*GIVEN REQUEST*. Where a line contains the word "text", copy that line.

— Start DATA FOR PROCESSING —

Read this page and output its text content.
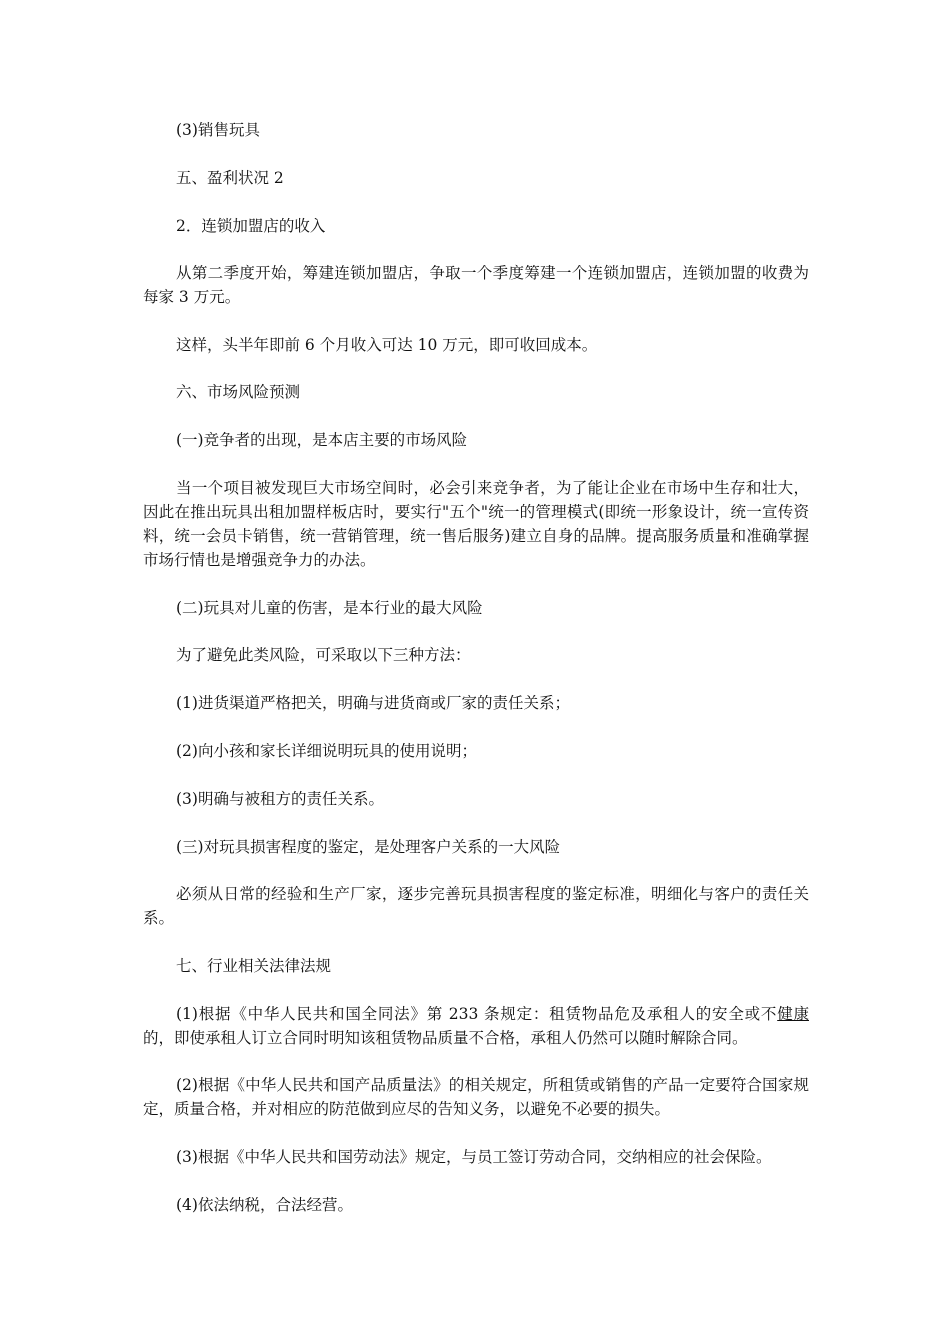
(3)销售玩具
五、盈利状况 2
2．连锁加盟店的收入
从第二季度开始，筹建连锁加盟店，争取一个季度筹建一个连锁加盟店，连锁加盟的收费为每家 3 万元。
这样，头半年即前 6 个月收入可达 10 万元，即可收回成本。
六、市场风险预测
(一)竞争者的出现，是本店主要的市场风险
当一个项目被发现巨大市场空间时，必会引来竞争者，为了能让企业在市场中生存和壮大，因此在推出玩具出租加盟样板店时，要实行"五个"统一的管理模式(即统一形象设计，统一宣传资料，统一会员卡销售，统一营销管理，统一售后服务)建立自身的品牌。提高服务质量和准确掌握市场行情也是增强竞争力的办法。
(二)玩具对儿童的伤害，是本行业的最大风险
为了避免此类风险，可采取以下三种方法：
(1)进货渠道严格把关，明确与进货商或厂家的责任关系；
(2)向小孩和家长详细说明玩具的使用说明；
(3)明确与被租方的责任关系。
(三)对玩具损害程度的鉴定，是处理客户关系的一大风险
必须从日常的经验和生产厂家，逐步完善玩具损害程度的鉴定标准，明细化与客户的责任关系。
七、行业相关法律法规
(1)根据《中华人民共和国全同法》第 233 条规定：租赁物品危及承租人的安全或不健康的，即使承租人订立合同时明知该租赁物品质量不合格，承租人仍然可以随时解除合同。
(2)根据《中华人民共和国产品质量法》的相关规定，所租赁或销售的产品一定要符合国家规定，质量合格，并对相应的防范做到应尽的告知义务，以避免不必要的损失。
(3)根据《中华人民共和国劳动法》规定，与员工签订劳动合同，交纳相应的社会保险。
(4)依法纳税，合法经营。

— End DATA FOR PROCESSING —
— Start DATA FOR PROCESSING —

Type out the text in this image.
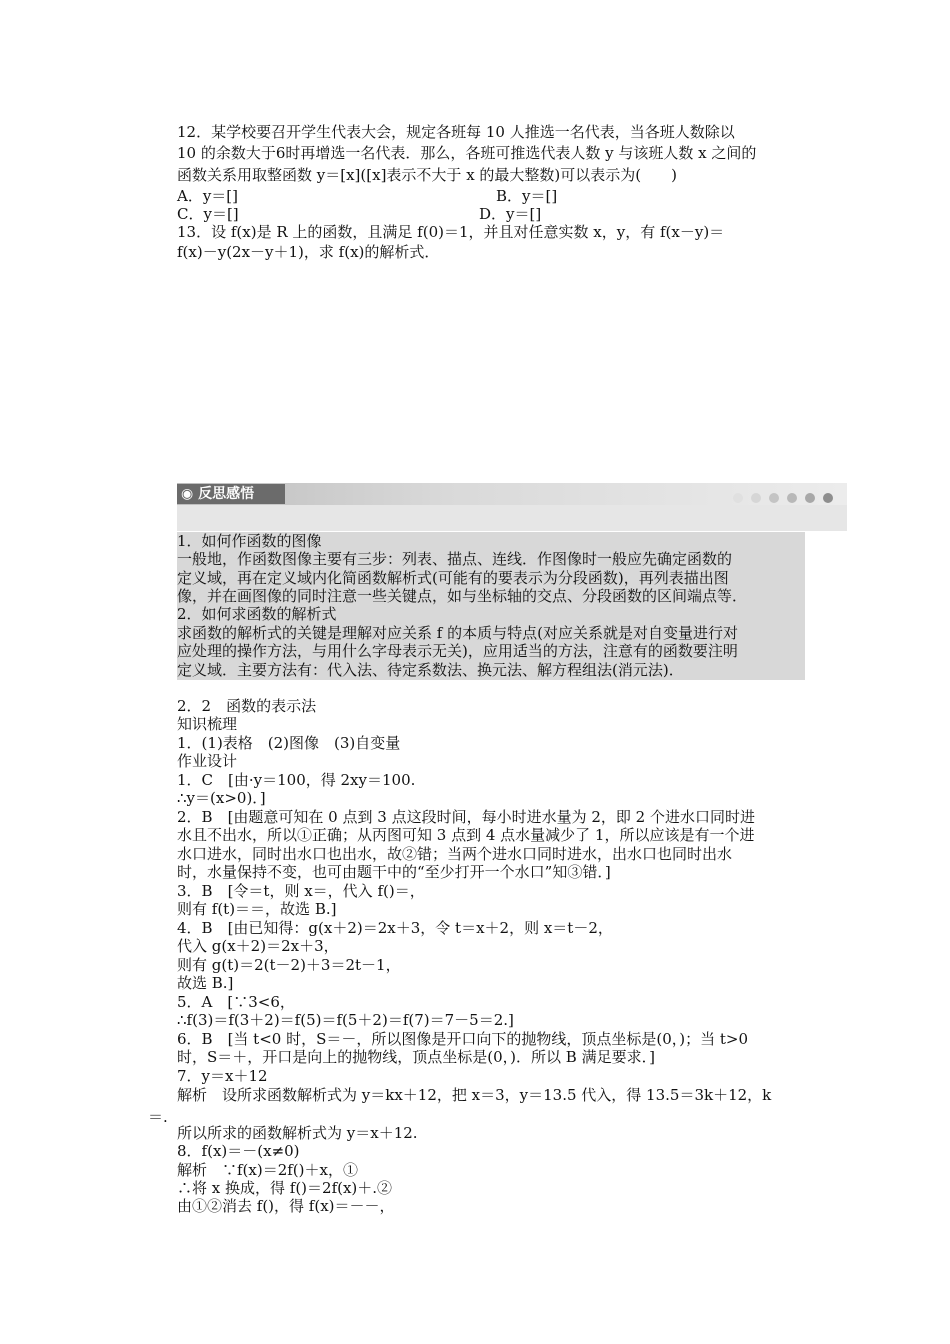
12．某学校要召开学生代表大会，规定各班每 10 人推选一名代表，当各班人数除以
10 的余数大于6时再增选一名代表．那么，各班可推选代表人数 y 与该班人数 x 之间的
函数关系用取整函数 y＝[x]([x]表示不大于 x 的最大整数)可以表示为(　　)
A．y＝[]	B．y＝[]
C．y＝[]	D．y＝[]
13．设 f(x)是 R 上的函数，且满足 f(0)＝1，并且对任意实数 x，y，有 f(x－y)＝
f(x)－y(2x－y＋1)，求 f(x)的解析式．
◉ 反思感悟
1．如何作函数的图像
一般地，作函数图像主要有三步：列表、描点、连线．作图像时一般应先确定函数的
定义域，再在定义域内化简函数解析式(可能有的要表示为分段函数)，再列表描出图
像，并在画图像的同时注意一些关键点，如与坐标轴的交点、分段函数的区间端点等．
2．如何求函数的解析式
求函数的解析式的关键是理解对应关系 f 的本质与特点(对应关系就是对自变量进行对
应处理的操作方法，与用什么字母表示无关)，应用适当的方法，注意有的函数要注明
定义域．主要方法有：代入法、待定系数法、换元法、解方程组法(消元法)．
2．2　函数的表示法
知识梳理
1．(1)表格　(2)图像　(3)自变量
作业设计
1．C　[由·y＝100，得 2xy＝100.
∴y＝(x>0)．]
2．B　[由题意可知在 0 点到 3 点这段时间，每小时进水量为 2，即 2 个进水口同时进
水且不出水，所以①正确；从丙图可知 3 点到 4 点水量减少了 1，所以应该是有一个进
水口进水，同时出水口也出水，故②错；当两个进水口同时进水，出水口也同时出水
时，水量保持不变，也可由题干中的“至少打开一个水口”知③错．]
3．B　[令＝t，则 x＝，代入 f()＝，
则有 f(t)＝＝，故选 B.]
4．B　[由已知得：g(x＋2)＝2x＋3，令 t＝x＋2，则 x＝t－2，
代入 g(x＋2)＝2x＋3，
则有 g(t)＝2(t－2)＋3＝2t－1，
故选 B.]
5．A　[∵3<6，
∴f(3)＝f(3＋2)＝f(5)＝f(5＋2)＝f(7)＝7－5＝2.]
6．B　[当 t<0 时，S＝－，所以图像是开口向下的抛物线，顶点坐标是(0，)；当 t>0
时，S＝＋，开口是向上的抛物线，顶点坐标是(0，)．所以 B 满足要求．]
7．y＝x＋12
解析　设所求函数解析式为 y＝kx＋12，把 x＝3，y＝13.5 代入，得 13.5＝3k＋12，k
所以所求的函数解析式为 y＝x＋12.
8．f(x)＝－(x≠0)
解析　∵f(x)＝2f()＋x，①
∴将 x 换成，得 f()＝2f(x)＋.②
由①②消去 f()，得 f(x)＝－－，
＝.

— End DATA FOR PROCESSING —

*THE RESULT*.
Read this page and output its text content.
Type out the text in this image.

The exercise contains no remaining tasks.